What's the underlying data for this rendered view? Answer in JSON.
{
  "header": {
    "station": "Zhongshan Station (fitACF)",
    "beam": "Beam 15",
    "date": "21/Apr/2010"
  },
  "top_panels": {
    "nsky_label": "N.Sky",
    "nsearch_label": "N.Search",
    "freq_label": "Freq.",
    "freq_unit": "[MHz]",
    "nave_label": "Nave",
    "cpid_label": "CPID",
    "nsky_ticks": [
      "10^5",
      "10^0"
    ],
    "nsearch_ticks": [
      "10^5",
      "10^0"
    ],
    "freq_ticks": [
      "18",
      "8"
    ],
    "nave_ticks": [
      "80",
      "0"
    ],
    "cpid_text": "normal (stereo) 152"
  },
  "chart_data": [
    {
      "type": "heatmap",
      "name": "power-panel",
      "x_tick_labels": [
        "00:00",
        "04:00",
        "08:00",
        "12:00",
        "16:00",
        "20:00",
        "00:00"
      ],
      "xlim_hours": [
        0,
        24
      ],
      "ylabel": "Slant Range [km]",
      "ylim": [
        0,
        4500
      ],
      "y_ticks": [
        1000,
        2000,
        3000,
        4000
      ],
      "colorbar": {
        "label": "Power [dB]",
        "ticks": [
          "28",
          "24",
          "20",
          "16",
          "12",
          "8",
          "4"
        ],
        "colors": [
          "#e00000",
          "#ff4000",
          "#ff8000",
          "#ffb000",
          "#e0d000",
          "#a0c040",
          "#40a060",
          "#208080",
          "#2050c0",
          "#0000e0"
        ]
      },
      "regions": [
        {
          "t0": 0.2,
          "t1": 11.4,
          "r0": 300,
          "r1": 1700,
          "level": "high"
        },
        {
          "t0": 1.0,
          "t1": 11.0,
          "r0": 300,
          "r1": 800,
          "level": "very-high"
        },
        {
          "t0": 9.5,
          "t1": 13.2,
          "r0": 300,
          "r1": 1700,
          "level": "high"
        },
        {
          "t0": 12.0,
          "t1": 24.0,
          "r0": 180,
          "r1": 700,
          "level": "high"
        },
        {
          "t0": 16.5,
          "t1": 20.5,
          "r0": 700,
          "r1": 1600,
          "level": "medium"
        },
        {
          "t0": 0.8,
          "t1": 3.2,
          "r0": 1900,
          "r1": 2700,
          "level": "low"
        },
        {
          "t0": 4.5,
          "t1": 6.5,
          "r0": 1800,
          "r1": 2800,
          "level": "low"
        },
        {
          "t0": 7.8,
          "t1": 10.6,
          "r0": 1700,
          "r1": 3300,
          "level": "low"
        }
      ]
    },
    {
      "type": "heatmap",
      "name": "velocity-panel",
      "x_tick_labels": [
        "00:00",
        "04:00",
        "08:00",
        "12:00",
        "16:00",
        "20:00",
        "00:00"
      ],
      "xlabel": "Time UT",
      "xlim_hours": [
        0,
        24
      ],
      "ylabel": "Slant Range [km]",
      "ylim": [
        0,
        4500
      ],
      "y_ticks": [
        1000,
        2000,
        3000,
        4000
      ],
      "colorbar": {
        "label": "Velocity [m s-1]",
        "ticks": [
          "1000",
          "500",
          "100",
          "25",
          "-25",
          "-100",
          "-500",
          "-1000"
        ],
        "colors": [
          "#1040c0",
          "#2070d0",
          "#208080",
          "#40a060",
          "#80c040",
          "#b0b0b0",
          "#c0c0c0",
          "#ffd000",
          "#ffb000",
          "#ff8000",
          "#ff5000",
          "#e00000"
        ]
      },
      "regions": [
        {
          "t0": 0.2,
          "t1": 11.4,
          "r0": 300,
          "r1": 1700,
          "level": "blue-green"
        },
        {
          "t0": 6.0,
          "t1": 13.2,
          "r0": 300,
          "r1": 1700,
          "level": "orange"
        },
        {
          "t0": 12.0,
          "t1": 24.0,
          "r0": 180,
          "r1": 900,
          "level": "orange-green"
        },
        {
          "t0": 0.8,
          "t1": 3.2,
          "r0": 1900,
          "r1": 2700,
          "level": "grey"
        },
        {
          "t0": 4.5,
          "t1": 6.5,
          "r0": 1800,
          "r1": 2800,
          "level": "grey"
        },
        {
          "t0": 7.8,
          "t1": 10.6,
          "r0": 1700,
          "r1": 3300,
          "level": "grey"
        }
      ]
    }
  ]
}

__Directions__
Faithfully reproduce all of the records, character for character.

__Expected answer__
What's the underlying data for this rendered view? Answer in JSON.
{
  "header": {
    "station": "Zhongshan Station (fitACF)",
    "beam": "Beam 15",
    "date": "21/Apr/2010"
  },
  "top_panels": {
    "nsky_label": "N.Sky",
    "nsearch_label": "N.Search",
    "freq_label": "Freq.",
    "freq_unit": "[MHz]",
    "nave_label": "Nave",
    "cpid_label": "CPID",
    "nsky_ticks": [
      "10^5",
      "10^0"
    ],
    "nsearch_ticks": [
      "10^5",
      "10^0"
    ],
    "freq_ticks": [
      "18",
      "8"
    ],
    "nave_ticks": [
      "80",
      "0"
    ],
    "cpid_text": "normal (stereo) 152"
  },
  "chart_data": [
    {
      "type": "heatmap",
      "name": "power-panel",
      "x_tick_labels": [
        "00:00",
        "04:00",
        "08:00",
        "12:00",
        "16:00",
        "20:00",
        "00:00"
      ],
      "xlim_hours": [
        0,
        24
      ],
      "ylabel": "Slant Range [km]",
      "ylim": [
        0,
        4500
      ],
      "y_ticks": [
        1000,
        2000,
        3000,
        4000
      ],
      "colorbar": {
        "label": "Power [dB]",
        "ticks": [
          "28",
          "24",
          "20",
          "16",
          "12",
          "8",
          "4"
        ],
        "colors": [
          "#e00000",
          "#ff4000",
          "#ff8000",
          "#ffb000",
          "#e0d000",
          "#a0c040",
          "#40a060",
          "#208080",
          "#2050c0",
          "#0000e0"
        ]
      },
      "regions": [
        {
          "t0": 0.2,
          "t1": 11.4,
          "r0": 300,
          "r1": 1700,
          "level": "high"
        },
        {
          "t0": 1.0,
          "t1": 11.0,
          "r0": 300,
          "r1": 800,
          "level": "very-high"
        },
        {
          "t0": 9.5,
          "t1": 13.2,
          "r0": 300,
          "r1": 1700,
          "level": "high"
        },
        {
          "t0": 12.0,
          "t1": 24.0,
          "r0": 180,
          "r1": 700,
          "level": "high"
        },
        {
          "t0": 16.5,
          "t1": 20.5,
          "r0": 700,
          "r1": 1600,
          "level": "medium"
        },
        {
          "t0": 0.8,
          "t1": 3.2,
          "r0": 1900,
          "r1": 2700,
          "level": "low"
        },
        {
          "t0": 4.5,
          "t1": 6.5,
          "r0": 1800,
          "r1": 2800,
          "level": "low"
        },
        {
          "t0": 7.8,
          "t1": 10.6,
          "r0": 1700,
          "r1": 3300,
          "level": "low"
        }
      ]
    },
    {
      "type": "heatmap",
      "name": "velocity-panel",
      "x_tick_labels": [
        "00:00",
        "04:00",
        "08:00",
        "12:00",
        "16:00",
        "20:00",
        "00:00"
      ],
      "xlabel": "Time UT",
      "xlim_hours": [
        0,
        24
      ],
      "ylabel": "Slant Range [km]",
      "ylim": [
        0,
        4500
      ],
      "y_ticks": [
        1000,
        2000,
        3000,
        4000
      ],
      "colorbar": {
        "label": "Velocity [m s-1]",
        "ticks": [
          "1000",
          "500",
          "100",
          "25",
          "-25",
          "-100",
          "-500",
          "-1000"
        ],
        "colors": [
          "#1040c0",
          "#2070d0",
          "#208080",
          "#40a060",
          "#80c040",
          "#b0b0b0",
          "#c0c0c0",
          "#ffd000",
          "#ffb000",
          "#ff8000",
          "#ff5000",
          "#e00000"
        ]
      },
      "regions": [
        {
          "t0": 0.2,
          "t1": 11.4,
          "r0": 300,
          "r1": 1700,
          "level": "blue-green"
        },
        {
          "t0": 6.0,
          "t1": 13.2,
          "r0": 300,
          "r1": 1700,
          "level": "orange"
        },
        {
          "t0": 12.0,
          "t1": 24.0,
          "r0": 180,
          "r1": 900,
          "level": "orange-green"
        },
        {
          "t0": 0.8,
          "t1": 3.2,
          "r0": 1900,
          "r1": 2700,
          "level": "grey"
        },
        {
          "t0": 4.5,
          "t1": 6.5,
          "r0": 1800,
          "r1": 2800,
          "level": "grey"
        },
        {
          "t0": 7.8,
          "t1": 10.6,
          "r0": 1700,
          "r1": 3300,
          "level": "grey"
        }
      ]
    }
  ]
}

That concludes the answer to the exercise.